- [TEXTO DE LECTURA]
• • •
Lo cierto es que todos tenemos necesidades. Llegamos a este mundo necesitando sí o sí de una persona que esté a nuestro lado. No podemos sostenernos sobre nuestras piernas, no podemos agarrar un biberón, no podemos ni tan siquiera especificar qué necesitamos si tenemos hambre, frío, dolor. Y, a veces, aunque esa persona que tenemos al lado nos da de comer y nos tapa; no siempre lo hace en la medida en que lo necesitamos y cuando lo necesitamos. Quizás porque no está del todo disponible o porque es incapaz de conectar y sintonizar con nosotros y nuestras necesidades. Cuando eso sucede y nuestras necesidades (físicas y/o emocionales) no son satisfechas regularmente, terminamos desconectándonos de ellas. Es menos doloroso no necesitar que necesitar y no recibir de manera recurrente.

Si somos bebés o niños y lloramos y lloramos y lloramos y nadie atiende a nuestras necesidades, tal vez dejemos de llorar o nuestro llanto baje de intensidad. Aprendemos que expresar nuestras necesidades no sirve de nada y crecemos convirtiéndonos en adultos extremadamente autosuficientes que no necesitan a nadie ni nada de nadie y que son capaces, por ellos mismos, de subir un sofá de 3 plazas a un 5º sin ascensor. Como no necesitamos nada de nadie, no pedimos ayuda.

Nuestro cuerpo y nuestro sistema nervioso aprendió que no había nadie allí para ayudarnos y, por tanto, no nos exponemos a la posibilidad de que nos vuelvan a ignorar o a decir “no”. Es demasiado doloroso y son heridas muy antiguas, tan antiguas que, a veces, cuesta incluso recordarlas.

En otras ocasiones está desconexión de las necesidades está vestida de mandatos familiares y creencias: “pedir es de débiles”, “primero los demás”, “no molestes”, o un “primero el deber y luego al placer” que te lleva a priorizar tareas y dejar de lado el “ser”. Estos mandatos familiares pueden estar apalancados en experiencias traumáticas de nuestros padres o incluso de generaciones anteriores y se transmiten a nosotros en la convivencia con nuestros progenitores regulando nuestro sentido de pertenencia a la familia.

Hay, también, otras dinámicas sistémicas que nos afectan profundamente y que son origen de la desconexión de nuestras necesidades: los roles familiares que asumimos. Especialmente si, como hijos o hijas, asumimos roles como el cuidador o el salvador donde nuestra prioridad son los demás. De nuevo, aquí, está presente el trauma y las heridas no resueltas de unos padres que tienen dificultades para asumir esos roles.
• • •
- [EXTRACTOS DE REGISTROS]
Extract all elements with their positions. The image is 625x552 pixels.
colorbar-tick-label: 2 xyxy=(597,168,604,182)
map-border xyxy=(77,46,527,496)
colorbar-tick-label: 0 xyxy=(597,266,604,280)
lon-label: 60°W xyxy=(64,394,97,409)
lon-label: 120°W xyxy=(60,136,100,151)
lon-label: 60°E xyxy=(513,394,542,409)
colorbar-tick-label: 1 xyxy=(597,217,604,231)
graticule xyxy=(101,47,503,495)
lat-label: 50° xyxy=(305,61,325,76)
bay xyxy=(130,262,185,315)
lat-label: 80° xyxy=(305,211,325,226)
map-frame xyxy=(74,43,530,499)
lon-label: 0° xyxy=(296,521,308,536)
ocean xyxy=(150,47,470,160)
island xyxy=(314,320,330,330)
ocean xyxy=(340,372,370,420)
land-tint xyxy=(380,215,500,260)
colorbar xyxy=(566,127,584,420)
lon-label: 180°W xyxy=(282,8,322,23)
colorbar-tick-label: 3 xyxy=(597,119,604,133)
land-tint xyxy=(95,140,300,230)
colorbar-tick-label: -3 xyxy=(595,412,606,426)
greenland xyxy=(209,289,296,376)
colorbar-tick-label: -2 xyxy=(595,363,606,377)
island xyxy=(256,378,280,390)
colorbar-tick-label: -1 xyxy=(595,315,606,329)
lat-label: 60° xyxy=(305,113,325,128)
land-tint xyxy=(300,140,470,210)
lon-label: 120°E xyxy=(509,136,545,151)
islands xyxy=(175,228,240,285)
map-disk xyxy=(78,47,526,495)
• • •
- [EJERCICIOS PROPUESTOS]
1) Según el texto sobre la desconexión de las necesidades, ¿qué aprendemos si de niños lloramos y nadie atiende a nuestras necesidades?
2) Prolonga el texto sobre la desconexión de las necesidades a partir de su última oración.

- [RESPUESTAS]
1) Aprendemos que expresar nuestras necesidades no sirve de nada.

2)
La desconexión de las necesidades podemos verlas en actos de lo más cotidianos: una madre agotada que nunca pide ayuda, esa amiga que siempre escucha, pero nunca comparte sus problemas, la persona que rechaza elogios o regalos porque se siente incómoda, o incluso ese jefe que tenemos en el trabajo y que tiene serias dificultades para delegar.

Cuando estamos desconectados de nuestras necesidades nuestra atención está puesta fuera de nosotros, en realidad hemos perdido la conexión con nosotros mismos y las consecuencias son claras: relaciones superficiales donde no hay una correspondencia clara. A veces no tanto por el otro, sino porque nosotros no somos capaces de conectar con la otra persona desde la vulnerabilidad. Resentimiento acumulado porque en el fondo siempre estamos esperando que el otro se dé cuenta de lo que nosotros necesitamos (aunque no lo digamos). Aislamiento, ansiedad y agotamiento si estamos en el dar, dar, dar, dar, estrategia que a veces utilizamos para ver si el otro se da cuenta de lo que nos gustaría o (en el fondo) necesitamos.

La desconexión de nuestras necesidades y la dificultad para dar y recibir, en realidad no es una cuestión de carácter o personalidad. Tampoco es un defecto personal, sino el resultado de nuestra propia historia de adaptación y supervivencia. La terapia y el trabajo de crecimiento personal y autoconocimiento pueden ayudar a reconocer e integrar las heridas tempranas que dieron lugar a esta estrategia.

Volver a conectar con nuestras necesidades, aprender a pedir, a recibir, y dar desde el deseo y no desde la obligación impuesta por los automatismos o dinámicas sistémicas, es posible y es un precioso acto de autocompasión, de amor por uno mismo. También es la base de relaciones más sanas, profundas y satisfactorias.